**The records**
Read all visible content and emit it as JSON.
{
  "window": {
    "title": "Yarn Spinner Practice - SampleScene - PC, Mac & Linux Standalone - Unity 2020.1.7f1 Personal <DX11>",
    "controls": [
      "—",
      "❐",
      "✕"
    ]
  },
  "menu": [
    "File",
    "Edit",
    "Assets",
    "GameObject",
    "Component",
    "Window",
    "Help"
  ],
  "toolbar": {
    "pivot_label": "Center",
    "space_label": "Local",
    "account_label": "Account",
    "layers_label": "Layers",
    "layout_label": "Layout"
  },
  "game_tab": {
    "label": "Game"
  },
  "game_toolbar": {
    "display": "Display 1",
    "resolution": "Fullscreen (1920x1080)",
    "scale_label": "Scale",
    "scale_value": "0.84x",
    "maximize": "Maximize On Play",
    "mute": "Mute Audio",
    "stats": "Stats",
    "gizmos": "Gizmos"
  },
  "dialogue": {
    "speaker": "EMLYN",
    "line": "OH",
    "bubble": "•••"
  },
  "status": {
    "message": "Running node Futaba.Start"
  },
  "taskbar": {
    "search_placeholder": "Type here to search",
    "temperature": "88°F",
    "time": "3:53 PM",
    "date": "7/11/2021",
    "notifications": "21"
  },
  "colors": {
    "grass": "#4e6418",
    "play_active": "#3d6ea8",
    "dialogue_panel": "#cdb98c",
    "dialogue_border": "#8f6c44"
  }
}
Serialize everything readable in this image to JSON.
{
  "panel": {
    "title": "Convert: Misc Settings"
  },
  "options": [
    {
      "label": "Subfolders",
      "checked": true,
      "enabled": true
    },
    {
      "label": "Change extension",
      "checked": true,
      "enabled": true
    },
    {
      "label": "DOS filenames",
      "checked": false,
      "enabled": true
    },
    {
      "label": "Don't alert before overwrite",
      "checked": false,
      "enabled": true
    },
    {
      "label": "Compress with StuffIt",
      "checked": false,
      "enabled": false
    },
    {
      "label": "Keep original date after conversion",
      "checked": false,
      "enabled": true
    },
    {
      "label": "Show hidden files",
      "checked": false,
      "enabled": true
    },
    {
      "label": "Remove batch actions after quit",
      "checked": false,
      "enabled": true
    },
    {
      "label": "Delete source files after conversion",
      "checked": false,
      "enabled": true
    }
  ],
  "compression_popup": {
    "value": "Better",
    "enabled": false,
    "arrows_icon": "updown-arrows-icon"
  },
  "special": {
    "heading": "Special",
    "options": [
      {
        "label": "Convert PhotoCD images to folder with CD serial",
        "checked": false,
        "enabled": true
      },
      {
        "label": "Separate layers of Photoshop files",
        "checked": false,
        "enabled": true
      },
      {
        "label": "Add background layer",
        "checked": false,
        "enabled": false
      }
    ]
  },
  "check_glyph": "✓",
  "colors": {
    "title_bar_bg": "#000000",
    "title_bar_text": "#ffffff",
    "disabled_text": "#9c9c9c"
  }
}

**Exercise description**
Without leaving anything out, quote all the data.

**Solution for this problem**
Read all visible content and emit it as JSON.
{
  "window": {
    "title": "Yarn Spinner Practice - SampleScene - PC, Mac & Linux Standalone - Unity 2020.1.7f1 Personal <DX11>",
    "controls": [
      "—",
      "❐",
      "✕"
    ]
  },
  "menu": [
    "File",
    "Edit",
    "Assets",
    "GameObject",
    "Component",
    "Window",
    "Help"
  ],
  "toolbar": {
    "pivot_label": "Center",
    "space_label": "Local",
    "account_label": "Account",
    "layers_label": "Layers",
    "layout_label": "Layout"
  },
  "game_tab": {
    "label": "Game"
  },
  "game_toolbar": {
    "display": "Display 1",
    "resolution": "Fullscreen (1920x1080)",
    "scale_label": "Scale",
    "scale_value": "0.84x",
    "maximize": "Maximize On Play",
    "mute": "Mute Audio",
    "stats": "Stats",
    "gizmos": "Gizmos"
  },
  "dialogue": {
    "speaker": "EMLYN",
    "line": "OH",
    "bubble": "•••"
  },
  "status": {
    "message": "Running node Futaba.Start"
  },
  "taskbar": {
    "search_placeholder": "Type here to search",
    "temperature": "88°F",
    "time": "3:53 PM",
    "date": "7/11/2021",
    "notifications": "21"
  },
  "colors": {
    "grass": "#4e6418",
    "play_active": "#3d6ea8",
    "dialogue_panel": "#cdb98c",
    "dialogue_border": "#8f6c44"
  }
}
Serialize everything readable in this image to JSON.
{
  "panel": {
    "title": "Convert: Misc Settings"
  },
  "options": [
    {
      "label": "Subfolders",
      "checked": true,
      "enabled": true
    },
    {
      "label": "Change extension",
      "checked": true,
      "enabled": true
    },
    {
      "label": "DOS filenames",
      "checked": false,
      "enabled": true
    },
    {
      "label": "Don't alert before overwrite",
      "checked": false,
      "enabled": true
    },
    {
      "label": "Compress with StuffIt",
      "checked": false,
      "enabled": false
    },
    {
      "label": "Keep original date after conversion",
      "checked": false,
      "enabled": true
    },
    {
      "label": "Show hidden files",
      "checked": false,
      "enabled": true
    },
    {
      "label": "Remove batch actions after quit",
      "checked": false,
      "enabled": true
    },
    {
      "label": "Delete source files after conversion",
      "checked": false,
      "enabled": true
    }
  ],
  "compression_popup": {
    "value": "Better",
    "enabled": false,
    "arrows_icon": "updown-arrows-icon"
  },
  "special": {
    "heading": "Special",
    "options": [
      {
        "label": "Convert PhotoCD images to folder with CD serial",
        "checked": false,
        "enabled": true
      },
      {
        "label": "Separate layers of Photoshop files",
        "checked": false,
        "enabled": true
      },
      {
        "label": "Add background layer",
        "checked": false,
        "enabled": false
      }
    ]
  },
  "check_glyph": "✓",
  "colors": {
    "title_bar_bg": "#000000",
    "title_bar_text": "#ffffff",
    "disabled_text": "#9c9c9c"
  }
}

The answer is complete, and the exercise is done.